_REQUIRED WORK_
Extract every line that includes the string "JSON".

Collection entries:
____

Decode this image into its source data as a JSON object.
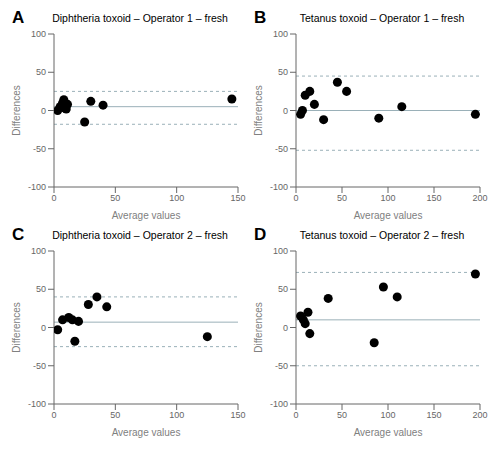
{
  "chart_data": [
    {
      "type": "scatter",
      "annotations": [
        "A"
      ],
      "title": "Diphtheria toxoid – Operator 1 – fresh",
      "xlabel": "Average values",
      "ylabel": "Differences",
      "xlim": [
        0,
        150
      ],
      "ylim": [
        -100,
        100
      ],
      "xticks": [
        0,
        50,
        100,
        150
      ],
      "yticks": [
        -100,
        -50,
        0,
        50,
        100
      ],
      "grid": false,
      "color": "#000000",
      "x": [
        3,
        5,
        7,
        8,
        9,
        10,
        11,
        25,
        30,
        40,
        145
      ],
      "values": [
        0,
        5,
        10,
        14,
        3,
        2,
        8,
        -15,
        12,
        7,
        15
      ],
      "reference_lines": [
        {
          "value": 5,
          "line_style": "solid",
          "color": "#9ab0b8"
        },
        {
          "value": 25,
          "line_style": "dashed",
          "color": "#9ab0b8"
        },
        {
          "value": -18,
          "line_style": "dashed",
          "color": "#9ab0b8"
        }
      ]
    },
    {
      "type": "scatter",
      "annotations": [
        "B"
      ],
      "title": "Tetanus toxoid – Operator 1 – fresh",
      "xlabel": "Average values",
      "ylabel": "Differences",
      "xlim": [
        0,
        200
      ],
      "ylim": [
        -100,
        100
      ],
      "xticks": [
        0,
        50,
        100,
        150,
        200
      ],
      "yticks": [
        -100,
        -50,
        0,
        50,
        100
      ],
      "grid": false,
      "color": "#000000",
      "x": [
        5,
        7,
        10,
        15,
        20,
        30,
        45,
        55,
        90,
        115,
        195
      ],
      "values": [
        -5,
        0,
        20,
        25,
        8,
        -12,
        37,
        25,
        -10,
        5,
        -5
      ],
      "reference_lines": [
        {
          "value": 0,
          "line_style": "solid",
          "color": "#9ab0b8"
        },
        {
          "value": 45,
          "line_style": "dashed",
          "color": "#9ab0b8"
        },
        {
          "value": -52,
          "line_style": "dashed",
          "color": "#9ab0b8"
        }
      ]
    },
    {
      "type": "scatter",
      "annotations": [
        "C"
      ],
      "title": "Diphtheria toxoid – Operator 2 – fresh",
      "xlabel": "Average values",
      "ylabel": "Differences",
      "xlim": [
        0,
        150
      ],
      "ylim": [
        -100,
        100
      ],
      "xticks": [
        0,
        50,
        100,
        150
      ],
      "yticks": [
        -100,
        -50,
        0,
        50,
        100
      ],
      "grid": false,
      "color": "#000000",
      "x": [
        3,
        7,
        12,
        15,
        17,
        20,
        28,
        35,
        43,
        125
      ],
      "values": [
        -3,
        10,
        13,
        10,
        -18,
        8,
        30,
        40,
        27,
        -12
      ],
      "reference_lines": [
        {
          "value": 7,
          "line_style": "solid",
          "color": "#9ab0b8"
        },
        {
          "value": 40,
          "line_style": "dashed",
          "color": "#9ab0b8"
        },
        {
          "value": -25,
          "line_style": "dashed",
          "color": "#9ab0b8"
        }
      ]
    },
    {
      "type": "scatter",
      "annotations": [
        "D"
      ],
      "title": "Tetanus toxoid – Operator 2 – fresh",
      "xlabel": "Average values",
      "ylabel": "Differences",
      "xlim": [
        0,
        200
      ],
      "ylim": [
        -100,
        100
      ],
      "xticks": [
        0,
        50,
        100,
        150,
        200
      ],
      "yticks": [
        -100,
        -50,
        0,
        50,
        100
      ],
      "grid": false,
      "color": "#000000",
      "x": [
        5,
        8,
        10,
        13,
        15,
        35,
        85,
        95,
        110,
        195
      ],
      "values": [
        15,
        10,
        5,
        20,
        -8,
        38,
        -20,
        53,
        40,
        70
      ],
      "reference_lines": [
        {
          "value": 10,
          "line_style": "solid",
          "color": "#9ab0b8"
        },
        {
          "value": 72,
          "line_style": "dashed",
          "color": "#9ab0b8"
        },
        {
          "value": -50,
          "line_style": "dashed",
          "color": "#9ab0b8"
        }
      ]
    }
  ]
}
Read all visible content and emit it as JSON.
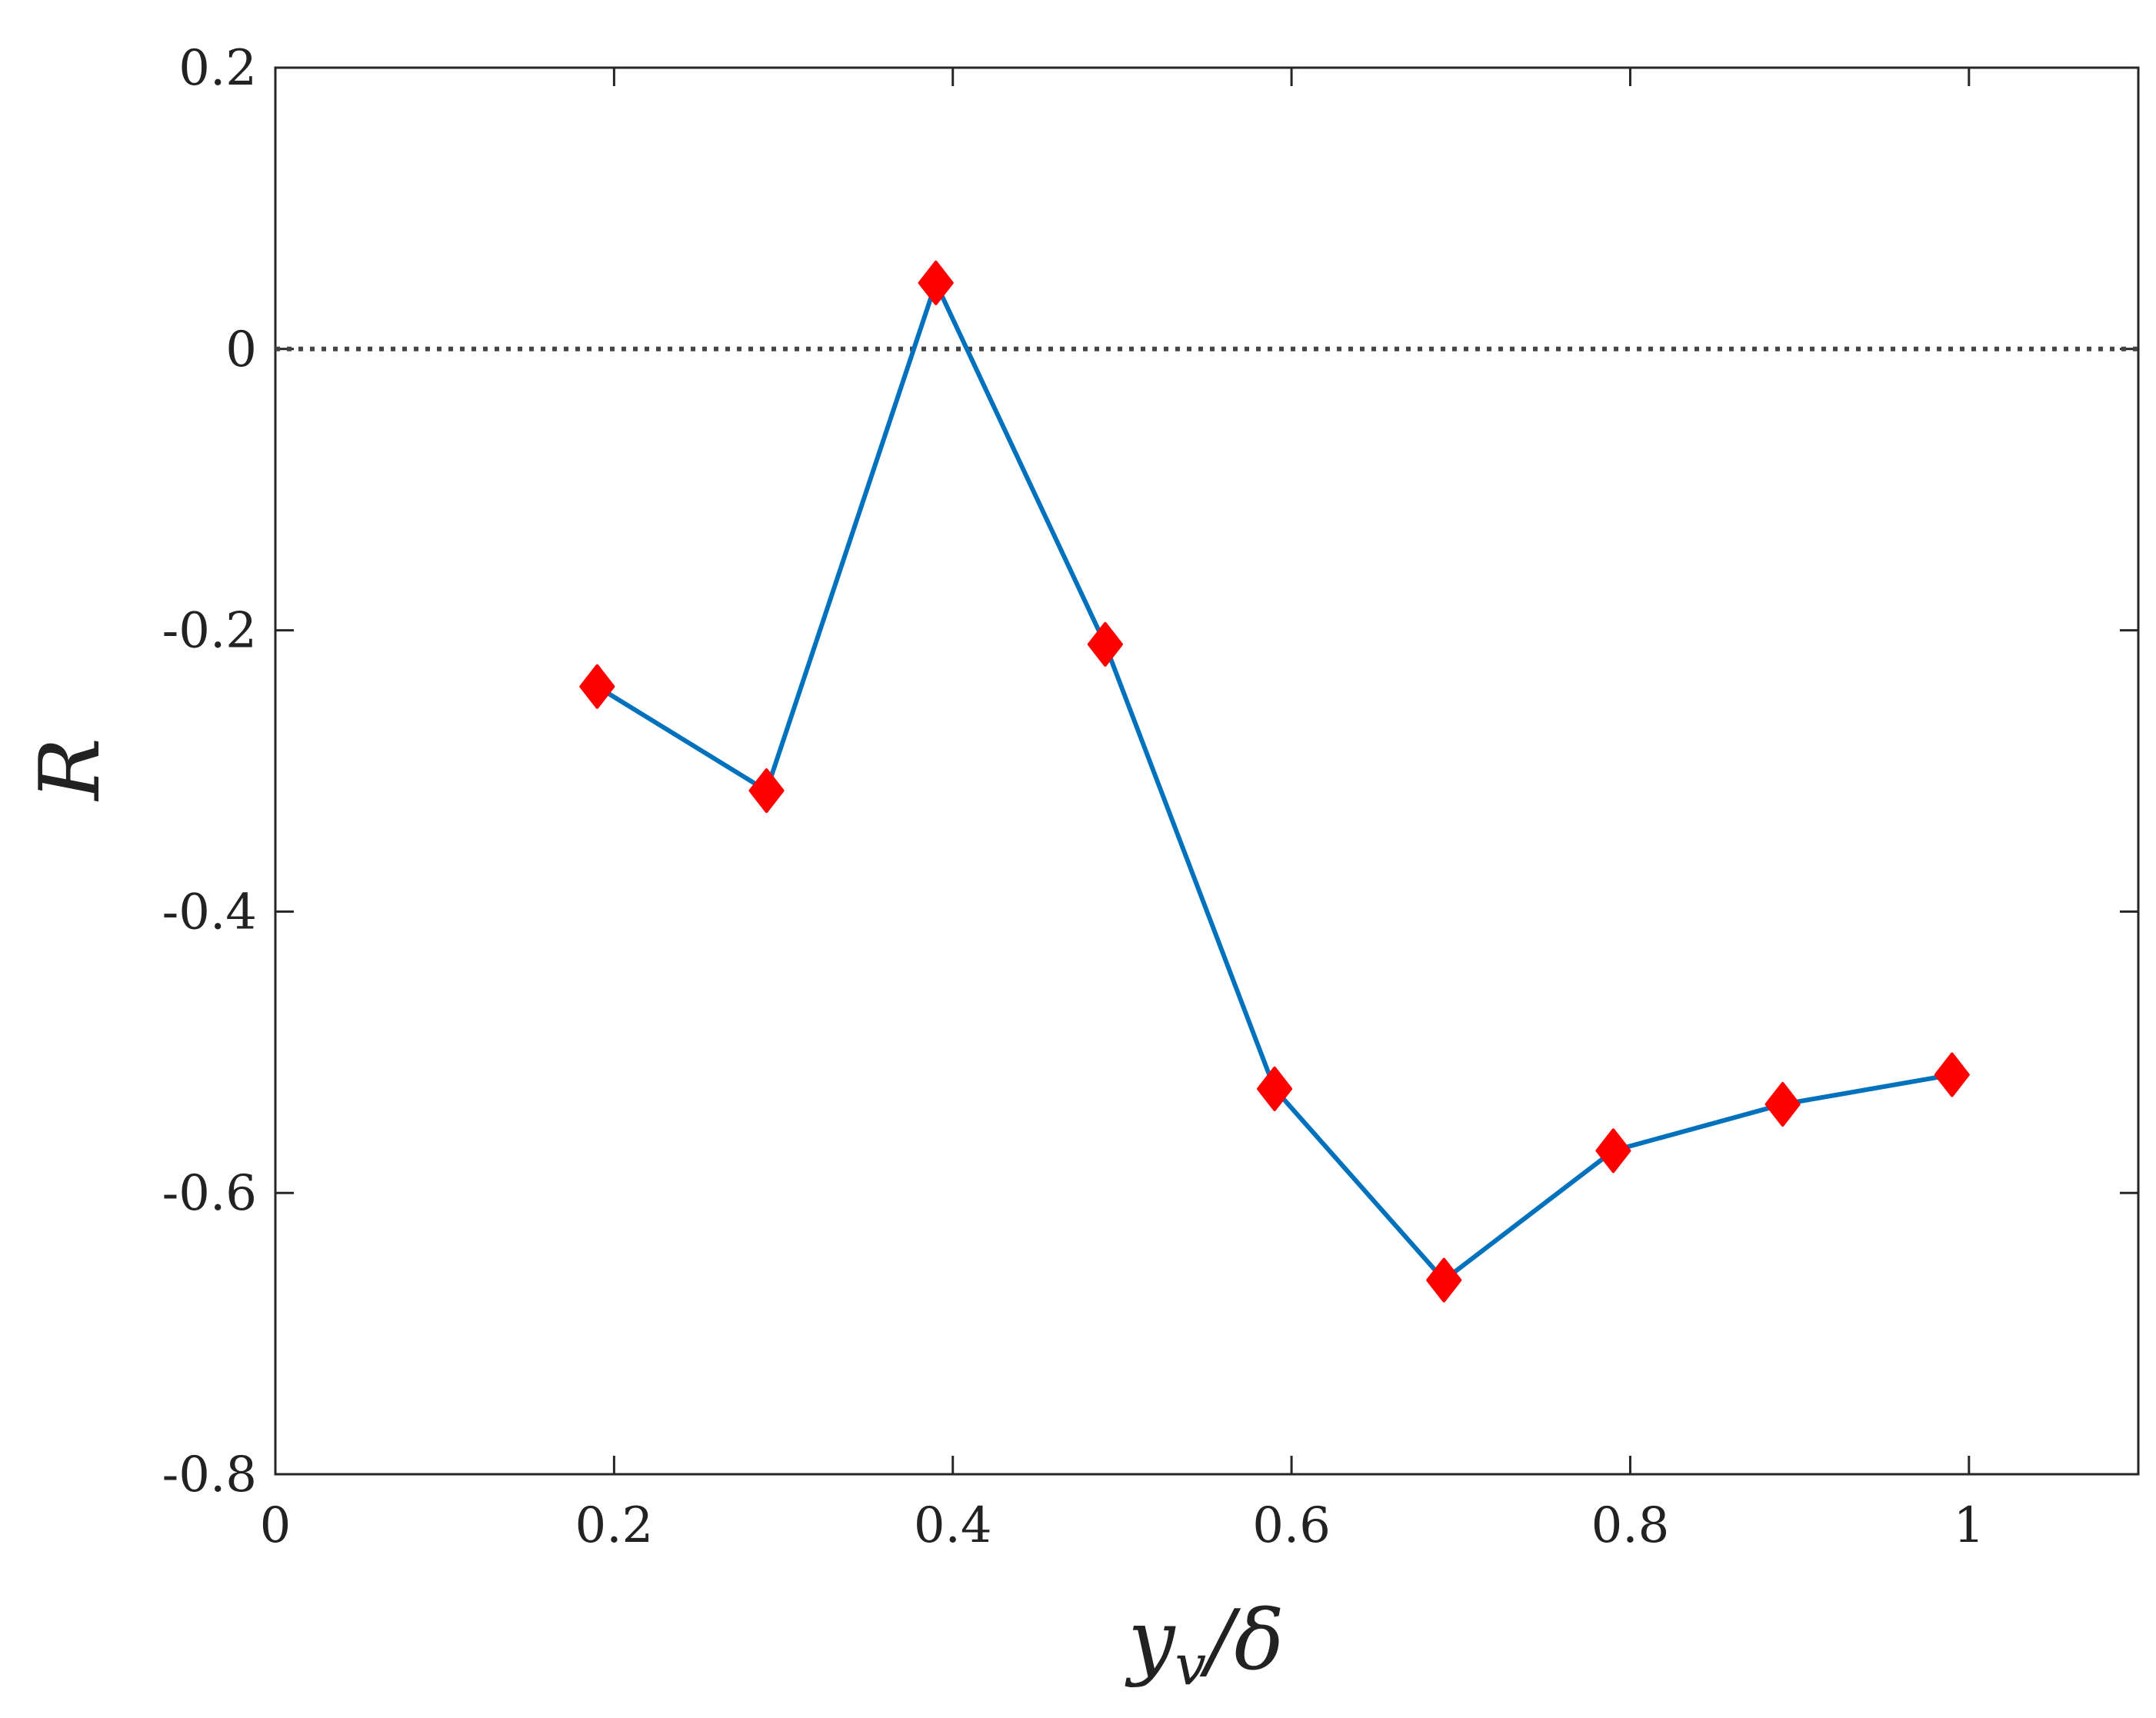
{
  "chart_data": {
    "type": "line",
    "xlabel": "y_v/δ",
    "xlabel_main": "y",
    "xlabel_sub": "v",
    "xlabel_rest": "/δ",
    "ylabel": "R",
    "xlim": [
      0,
      1.1
    ],
    "ylim": [
      -0.8,
      0.2
    ],
    "xticks": [
      0,
      0.2,
      0.4,
      0.6,
      0.8,
      1
    ],
    "xtick_labels": [
      "0",
      "0.2",
      "0.4",
      "0.6",
      "0.8",
      "1"
    ],
    "yticks": [
      -0.8,
      -0.6,
      -0.4,
      -0.2,
      0,
      0.2
    ],
    "ytick_labels": [
      "-0.8",
      "-0.6",
      "-0.4",
      "-0.2",
      "0",
      "0.2"
    ],
    "grid": false,
    "reference_line": {
      "y": 0,
      "style": "dotted",
      "color": "#444444"
    },
    "series": [
      {
        "line_color": "#0072BD",
        "marker": "diamond",
        "marker_color": "#FF0000",
        "x": [
          0.19,
          0.29,
          0.39,
          0.49,
          0.59,
          0.69,
          0.79,
          0.89,
          0.99
        ],
        "y": [
          -0.24,
          -0.314,
          0.047,
          -0.21,
          -0.526,
          -0.662,
          -0.57,
          -0.537,
          -0.516
        ]
      }
    ]
  }
}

____

_THE RESPONSE_
Decode this image into its source data as a JSON object.
Read all visible content and emit it as JSON.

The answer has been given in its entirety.